[Extracted records]

-- begin --

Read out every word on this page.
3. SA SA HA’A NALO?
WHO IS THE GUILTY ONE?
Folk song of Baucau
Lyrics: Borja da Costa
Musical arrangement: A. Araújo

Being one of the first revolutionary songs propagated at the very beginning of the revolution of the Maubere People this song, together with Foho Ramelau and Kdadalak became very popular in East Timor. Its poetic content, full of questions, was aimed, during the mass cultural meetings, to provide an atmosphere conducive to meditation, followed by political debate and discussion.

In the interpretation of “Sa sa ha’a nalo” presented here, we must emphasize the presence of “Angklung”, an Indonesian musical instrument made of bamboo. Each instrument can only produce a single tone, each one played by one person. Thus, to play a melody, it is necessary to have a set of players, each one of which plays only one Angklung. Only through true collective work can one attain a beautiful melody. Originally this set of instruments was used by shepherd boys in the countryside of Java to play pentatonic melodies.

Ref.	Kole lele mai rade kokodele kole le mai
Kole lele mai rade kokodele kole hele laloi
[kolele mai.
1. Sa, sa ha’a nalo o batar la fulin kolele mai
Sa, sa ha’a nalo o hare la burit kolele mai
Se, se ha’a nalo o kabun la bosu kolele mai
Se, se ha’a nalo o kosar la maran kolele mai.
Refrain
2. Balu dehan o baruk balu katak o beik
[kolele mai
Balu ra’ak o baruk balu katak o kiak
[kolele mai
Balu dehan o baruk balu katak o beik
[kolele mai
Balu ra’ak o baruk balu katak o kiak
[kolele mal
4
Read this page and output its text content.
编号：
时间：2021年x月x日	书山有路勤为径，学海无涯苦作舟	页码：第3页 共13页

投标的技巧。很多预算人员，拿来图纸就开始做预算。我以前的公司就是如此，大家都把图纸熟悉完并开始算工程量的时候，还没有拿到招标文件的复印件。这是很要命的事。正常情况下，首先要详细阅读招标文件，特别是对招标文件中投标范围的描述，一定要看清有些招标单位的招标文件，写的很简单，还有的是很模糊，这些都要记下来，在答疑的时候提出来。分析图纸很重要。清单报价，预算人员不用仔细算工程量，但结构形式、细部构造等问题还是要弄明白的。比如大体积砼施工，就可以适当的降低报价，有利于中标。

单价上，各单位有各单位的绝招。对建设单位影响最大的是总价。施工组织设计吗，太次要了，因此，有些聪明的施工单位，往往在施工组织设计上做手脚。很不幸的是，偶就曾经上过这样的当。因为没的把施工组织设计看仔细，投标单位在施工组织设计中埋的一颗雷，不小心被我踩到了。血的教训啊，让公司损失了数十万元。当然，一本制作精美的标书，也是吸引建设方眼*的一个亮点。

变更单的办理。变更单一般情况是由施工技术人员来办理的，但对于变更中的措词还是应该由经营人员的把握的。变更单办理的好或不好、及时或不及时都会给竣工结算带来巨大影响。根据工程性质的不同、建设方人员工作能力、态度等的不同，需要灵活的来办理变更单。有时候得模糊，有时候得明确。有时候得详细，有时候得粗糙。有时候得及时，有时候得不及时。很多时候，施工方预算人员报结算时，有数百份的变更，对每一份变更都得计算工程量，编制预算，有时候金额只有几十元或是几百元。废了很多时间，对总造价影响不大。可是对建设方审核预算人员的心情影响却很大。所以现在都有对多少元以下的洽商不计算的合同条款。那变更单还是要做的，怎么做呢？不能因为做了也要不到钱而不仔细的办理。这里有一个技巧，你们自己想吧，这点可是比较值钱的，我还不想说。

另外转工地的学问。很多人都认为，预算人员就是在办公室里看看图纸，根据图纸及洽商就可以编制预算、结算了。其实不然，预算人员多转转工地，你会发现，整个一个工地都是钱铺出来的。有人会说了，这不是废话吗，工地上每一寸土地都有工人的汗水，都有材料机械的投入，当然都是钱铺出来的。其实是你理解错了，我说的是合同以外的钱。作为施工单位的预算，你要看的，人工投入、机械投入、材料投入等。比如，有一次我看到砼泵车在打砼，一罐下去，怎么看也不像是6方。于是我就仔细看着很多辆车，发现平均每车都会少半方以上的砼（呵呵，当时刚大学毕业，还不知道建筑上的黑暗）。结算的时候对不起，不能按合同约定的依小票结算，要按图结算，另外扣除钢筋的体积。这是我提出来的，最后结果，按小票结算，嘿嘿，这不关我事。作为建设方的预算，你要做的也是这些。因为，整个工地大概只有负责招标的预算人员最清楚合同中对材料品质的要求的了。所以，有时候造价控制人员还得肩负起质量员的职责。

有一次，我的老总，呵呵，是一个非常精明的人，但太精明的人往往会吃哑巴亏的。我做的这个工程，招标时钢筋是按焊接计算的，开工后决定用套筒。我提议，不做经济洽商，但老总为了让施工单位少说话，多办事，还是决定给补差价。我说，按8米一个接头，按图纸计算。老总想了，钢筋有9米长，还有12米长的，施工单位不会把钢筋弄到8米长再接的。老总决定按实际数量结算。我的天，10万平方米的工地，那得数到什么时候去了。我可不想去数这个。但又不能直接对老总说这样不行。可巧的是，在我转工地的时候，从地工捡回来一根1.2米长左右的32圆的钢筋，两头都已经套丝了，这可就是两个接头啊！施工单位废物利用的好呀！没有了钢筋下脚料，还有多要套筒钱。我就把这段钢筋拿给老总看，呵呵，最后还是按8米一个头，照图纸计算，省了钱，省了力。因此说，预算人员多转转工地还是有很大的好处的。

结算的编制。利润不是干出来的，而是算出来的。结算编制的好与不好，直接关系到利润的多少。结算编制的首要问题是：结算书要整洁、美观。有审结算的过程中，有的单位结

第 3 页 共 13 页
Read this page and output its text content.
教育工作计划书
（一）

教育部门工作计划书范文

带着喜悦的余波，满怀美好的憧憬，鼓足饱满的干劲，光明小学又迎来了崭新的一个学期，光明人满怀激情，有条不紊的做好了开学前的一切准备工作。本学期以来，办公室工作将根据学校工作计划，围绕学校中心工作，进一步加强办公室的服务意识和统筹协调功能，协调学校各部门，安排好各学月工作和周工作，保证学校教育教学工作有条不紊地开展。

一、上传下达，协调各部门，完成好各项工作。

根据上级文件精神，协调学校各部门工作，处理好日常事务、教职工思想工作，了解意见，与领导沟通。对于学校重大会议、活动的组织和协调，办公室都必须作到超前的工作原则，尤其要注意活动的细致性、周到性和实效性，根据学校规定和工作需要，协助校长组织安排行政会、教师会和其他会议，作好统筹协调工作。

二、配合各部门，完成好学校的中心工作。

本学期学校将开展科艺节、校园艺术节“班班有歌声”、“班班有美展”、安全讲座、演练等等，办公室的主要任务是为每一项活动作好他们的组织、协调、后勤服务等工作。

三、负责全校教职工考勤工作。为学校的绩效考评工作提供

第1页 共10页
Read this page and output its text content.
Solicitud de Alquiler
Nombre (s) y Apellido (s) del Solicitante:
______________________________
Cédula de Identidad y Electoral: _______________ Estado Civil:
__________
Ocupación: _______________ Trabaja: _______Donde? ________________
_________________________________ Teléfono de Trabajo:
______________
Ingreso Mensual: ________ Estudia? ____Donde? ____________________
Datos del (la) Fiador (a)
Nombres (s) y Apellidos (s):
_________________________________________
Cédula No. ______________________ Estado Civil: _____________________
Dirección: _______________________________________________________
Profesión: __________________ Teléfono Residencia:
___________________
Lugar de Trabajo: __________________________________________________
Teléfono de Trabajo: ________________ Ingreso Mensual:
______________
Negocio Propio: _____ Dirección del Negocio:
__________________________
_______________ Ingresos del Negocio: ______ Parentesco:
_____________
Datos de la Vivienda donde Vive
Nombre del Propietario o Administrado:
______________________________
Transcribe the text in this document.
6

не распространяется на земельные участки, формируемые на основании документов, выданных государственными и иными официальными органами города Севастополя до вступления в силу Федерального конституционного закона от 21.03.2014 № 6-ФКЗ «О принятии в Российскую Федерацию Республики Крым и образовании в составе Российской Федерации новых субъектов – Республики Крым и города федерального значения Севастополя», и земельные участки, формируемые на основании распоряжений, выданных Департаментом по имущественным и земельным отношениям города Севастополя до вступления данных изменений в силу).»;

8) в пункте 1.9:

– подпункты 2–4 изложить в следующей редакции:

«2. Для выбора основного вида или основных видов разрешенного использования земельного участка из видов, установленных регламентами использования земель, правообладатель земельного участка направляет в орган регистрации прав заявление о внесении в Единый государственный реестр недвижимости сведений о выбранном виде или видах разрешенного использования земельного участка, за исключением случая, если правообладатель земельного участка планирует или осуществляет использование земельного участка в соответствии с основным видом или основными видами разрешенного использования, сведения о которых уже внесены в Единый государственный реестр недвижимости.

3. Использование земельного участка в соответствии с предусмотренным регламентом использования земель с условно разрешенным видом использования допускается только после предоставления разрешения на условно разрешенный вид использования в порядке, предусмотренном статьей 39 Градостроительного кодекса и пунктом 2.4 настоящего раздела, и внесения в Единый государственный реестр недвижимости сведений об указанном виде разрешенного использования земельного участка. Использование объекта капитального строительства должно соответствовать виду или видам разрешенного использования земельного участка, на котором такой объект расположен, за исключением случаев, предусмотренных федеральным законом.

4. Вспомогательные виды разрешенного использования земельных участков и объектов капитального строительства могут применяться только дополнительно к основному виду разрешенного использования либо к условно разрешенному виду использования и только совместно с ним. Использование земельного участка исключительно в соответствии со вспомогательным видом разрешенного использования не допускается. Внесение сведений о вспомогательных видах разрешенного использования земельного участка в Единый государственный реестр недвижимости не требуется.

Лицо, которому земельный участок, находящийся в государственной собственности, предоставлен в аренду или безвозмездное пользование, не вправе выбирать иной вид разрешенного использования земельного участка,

-- end --

WHAT THE TASK ASKS —
List each line holding the string "Trabajo".

RESPONSE TO THE TASK —
_________________________________ Teléfono de Trabajo:
Lugar de Trabajo: __________________________________________________
Teléfono de Trabajo: ________________ Ingreso Mensual:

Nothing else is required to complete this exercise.